'''

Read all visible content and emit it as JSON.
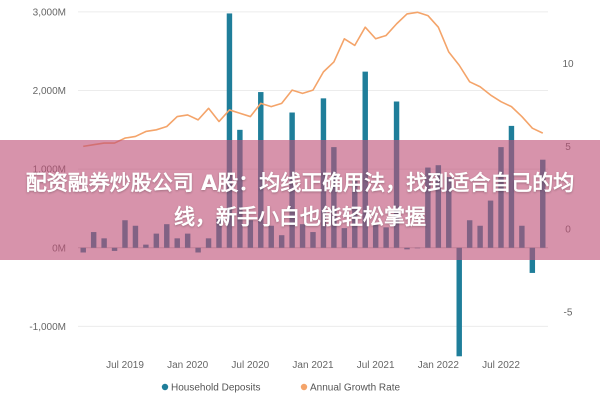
{
  "chart_data": {
    "type": "bar+line",
    "y_left_ticks": [
      "3,000M",
      "2,000M",
      "1,000M",
      "0M",
      "-1,000M"
    ],
    "y_left_tick_values": [
      3000,
      2000,
      1000,
      0,
      -1000
    ],
    "y_left_range": [
      -1300,
      3100
    ],
    "y_right_ticks": [
      "10",
      "5",
      "0",
      "-5"
    ],
    "y_right_tick_values": [
      10,
      5,
      0,
      -5
    ],
    "y_right_range": [
      -7.3,
      13.6
    ],
    "x_ticks": [
      "Jul 2019",
      "Jan 2020",
      "Jul 2020",
      "Jan 2021",
      "Jul 2021",
      "Jan 2022",
      "Jul 2022"
    ],
    "x_tick_indices": [
      4,
      10,
      16,
      22,
      28,
      34,
      40
    ],
    "n_months": 45,
    "legend_position": "bottom",
    "series": [
      {
        "name": "Household Deposits",
        "kind": "bar",
        "color": "#1f7e9a",
        "values": [
          -60,
          200,
          120,
          -40,
          350,
          280,
          40,
          180,
          300,
          120,
          180,
          -60,
          120,
          380,
          2980,
          1500,
          350,
          1980,
          280,
          160,
          1720,
          300,
          200,
          1900,
          1280,
          250,
          850,
          2240,
          320,
          260,
          1860,
          -20,
          0,
          1020,
          1050,
          900,
          -1380,
          350,
          280,
          600,
          1280,
          1550,
          280,
          -320,
          1120
        ]
      },
      {
        "name": "Annual Growth Rate",
        "kind": "line",
        "color": "#f4a46a",
        "values": [
          5.0,
          5.1,
          5.2,
          5.2,
          5.5,
          5.6,
          5.9,
          6.0,
          6.2,
          6.8,
          6.9,
          6.6,
          7.3,
          6.5,
          7.2,
          7.0,
          6.8,
          7.6,
          7.4,
          7.6,
          8.4,
          8.2,
          8.4,
          9.5,
          10.1,
          11.5,
          11.1,
          12.2,
          11.5,
          11.7,
          12.4,
          13.0,
          13.1,
          12.9,
          12.2,
          10.7,
          9.9,
          8.9,
          8.6,
          8.1,
          7.7,
          7.4,
          6.8,
          6.1,
          5.8
        ]
      }
    ]
  },
  "banner": {
    "title": "配资融券炒股公司 A股：均线正确用法，找到适合自己的均线，新手小白也能轻松掌握"
  }
}
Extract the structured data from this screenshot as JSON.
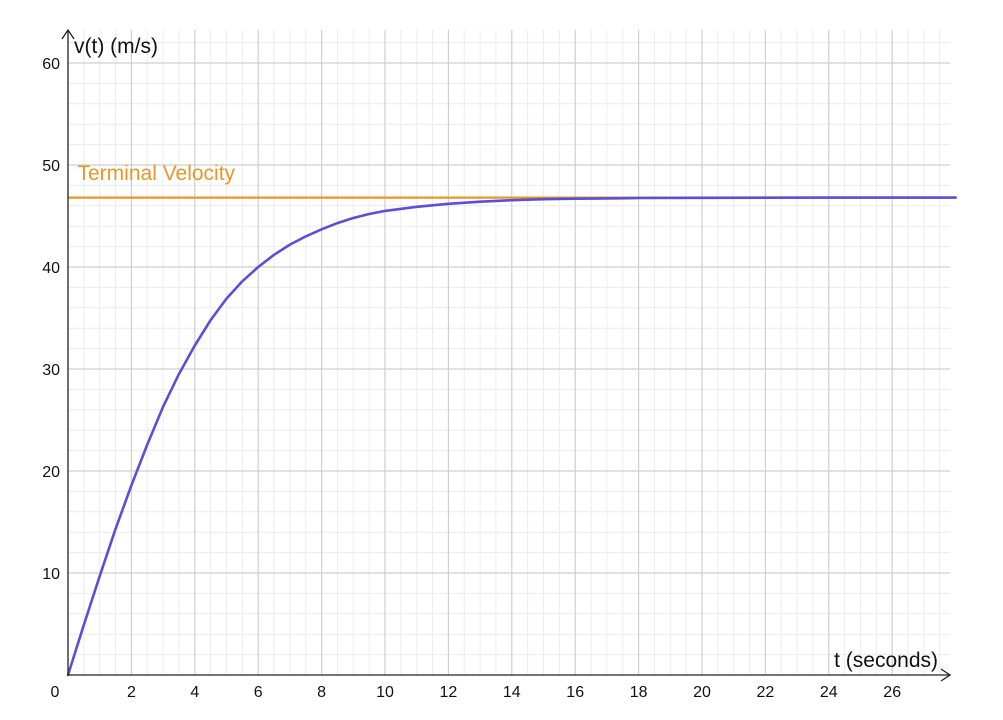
{
  "chart_data": {
    "type": "line",
    "title": "",
    "xlabel": "t (seconds)",
    "ylabel": "v(t) (m/s)",
    "xlim": [
      0,
      28
    ],
    "ylim": [
      0,
      62
    ],
    "grid": true,
    "x_ticks": [
      2,
      4,
      6,
      8,
      10,
      12,
      14,
      16,
      18,
      20,
      22,
      24,
      26
    ],
    "y_ticks": [
      10,
      20,
      30,
      40,
      50,
      60
    ],
    "origin_label": "0",
    "series": [
      {
        "color": "#5a4fd6",
        "x": [
          0,
          0.5,
          1,
          1.5,
          2,
          2.5,
          3,
          3.5,
          4,
          4.5,
          5,
          5.5,
          6,
          6.5,
          7,
          7.5,
          8,
          8.5,
          9,
          9.5,
          10,
          11,
          12,
          13,
          14,
          15,
          16,
          17,
          18,
          20,
          22,
          24,
          26,
          28
        ],
        "y": [
          0,
          4.9,
          9.7,
          14.3,
          18.6,
          22.6,
          26.3,
          29.5,
          32.3,
          34.8,
          36.9,
          38.6,
          40.0,
          41.2,
          42.2,
          43.0,
          43.7,
          44.3,
          44.8,
          45.2,
          45.5,
          45.9,
          46.2,
          46.4,
          46.55,
          46.65,
          46.7,
          46.73,
          46.76,
          46.78,
          46.79,
          46.8,
          46.8,
          46.8
        ]
      }
    ],
    "reference_lines": [
      {
        "name": "Terminal Velocity",
        "y": 46.8,
        "color": "#e8962a"
      }
    ],
    "annotations": [
      {
        "text": "Terminal Velocity",
        "x": 0.3,
        "y": 49.2,
        "color": "#e8962a"
      }
    ]
  }
}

'''

* WHAT THE TASK REQUIRES *
Select all lines in the listing above where the word "color" appears, and show them.

* RESPONSE *
        "color": "#1f7e9a",
        "color": "#f4a46a",
        "color": "#5a4fd6",
        "color": "#e8962a"
        "color": "#e8962a"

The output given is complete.